§ SET TASK: Extract each line of the data and write it out again exactly.

[Records from a data source]
## begin

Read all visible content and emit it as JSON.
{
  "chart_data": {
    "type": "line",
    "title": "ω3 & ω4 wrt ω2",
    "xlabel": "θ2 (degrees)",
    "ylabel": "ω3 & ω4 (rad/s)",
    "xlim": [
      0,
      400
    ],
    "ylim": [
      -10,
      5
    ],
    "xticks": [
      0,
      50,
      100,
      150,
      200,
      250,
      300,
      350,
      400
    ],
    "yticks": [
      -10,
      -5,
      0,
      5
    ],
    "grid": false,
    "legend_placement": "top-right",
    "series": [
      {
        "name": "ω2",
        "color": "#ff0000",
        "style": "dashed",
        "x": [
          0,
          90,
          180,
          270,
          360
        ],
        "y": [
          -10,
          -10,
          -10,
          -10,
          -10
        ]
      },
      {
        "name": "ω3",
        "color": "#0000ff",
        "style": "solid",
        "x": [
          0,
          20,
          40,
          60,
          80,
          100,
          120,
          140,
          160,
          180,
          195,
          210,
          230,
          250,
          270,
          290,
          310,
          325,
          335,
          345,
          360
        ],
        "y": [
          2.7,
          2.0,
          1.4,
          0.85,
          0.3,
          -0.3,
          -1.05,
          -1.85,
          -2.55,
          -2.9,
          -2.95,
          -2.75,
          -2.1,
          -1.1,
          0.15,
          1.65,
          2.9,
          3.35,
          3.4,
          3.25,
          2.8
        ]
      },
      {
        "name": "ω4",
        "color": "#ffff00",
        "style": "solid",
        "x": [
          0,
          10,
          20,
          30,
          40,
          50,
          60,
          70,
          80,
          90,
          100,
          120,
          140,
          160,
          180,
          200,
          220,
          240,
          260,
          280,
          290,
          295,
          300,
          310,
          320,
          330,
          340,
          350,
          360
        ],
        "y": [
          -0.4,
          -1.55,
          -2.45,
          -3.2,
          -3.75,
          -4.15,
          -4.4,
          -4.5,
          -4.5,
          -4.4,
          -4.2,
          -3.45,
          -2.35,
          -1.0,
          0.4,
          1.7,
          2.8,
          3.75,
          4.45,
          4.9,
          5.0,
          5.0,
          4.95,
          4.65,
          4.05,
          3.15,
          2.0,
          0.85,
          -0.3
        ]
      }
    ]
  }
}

## end

§ EXERCISE RESULT:
Read all visible content and emit it as JSON.
{
  "chart_data": {
    "type": "line",
    "title": "ω3 & ω4 wrt ω2",
    "xlabel": "θ2 (degrees)",
    "ylabel": "ω3 & ω4 (rad/s)",
    "xlim": [
      0,
      400
    ],
    "ylim": [
      -10,
      5
    ],
    "xticks": [
      0,
      50,
      100,
      150,
      200,
      250,
      300,
      350,
      400
    ],
    "yticks": [
      -10,
      -5,
      0,
      5
    ],
    "grid": false,
    "legend_placement": "top-right",
    "series": [
      {
        "name": "ω2",
        "color": "#ff0000",
        "style": "dashed",
        "x": [
          0,
          90,
          180,
          270,
          360
        ],
        "y": [
          -10,
          -10,
          -10,
          -10,
          -10
        ]
      },
      {
        "name": "ω3",
        "color": "#0000ff",
        "style": "solid",
        "x": [
          0,
          20,
          40,
          60,
          80,
          100,
          120,
          140,
          160,
          180,
          195,
          210,
          230,
          250,
          270,
          290,
          310,
          325,
          335,
          345,
          360
        ],
        "y": [
          2.7,
          2.0,
          1.4,
          0.85,
          0.3,
          -0.3,
          -1.05,
          -1.85,
          -2.55,
          -2.9,
          -2.95,
          -2.75,
          -2.1,
          -1.1,
          0.15,
          1.65,
          2.9,
          3.35,
          3.4,
          3.25,
          2.8
        ]
      },
      {
        "name": "ω4",
        "color": "#ffff00",
        "style": "solid",
        "x": [
          0,
          10,
          20,
          30,
          40,
          50,
          60,
          70,
          80,
          90,
          100,
          120,
          140,
          160,
          180,
          200,
          220,
          240,
          260,
          280,
          290,
          295,
          300,
          310,
          320,
          330,
          340,
          350,
          360
        ],
        "y": [
          -0.4,
          -1.55,
          -2.45,
          -3.2,
          -3.75,
          -4.15,
          -4.4,
          -4.5,
          -4.5,
          -4.4,
          -4.2,
          -3.45,
          -2.35,
          -1.0,
          0.4,
          1.7,
          2.8,
          3.75,
          4.45,
          4.9,
          5.0,
          5.0,
          4.95,
          4.65,
          4.05,
          3.15,
          2.0,
          0.85,
          -0.3
        ]
      }
    ]
  }
}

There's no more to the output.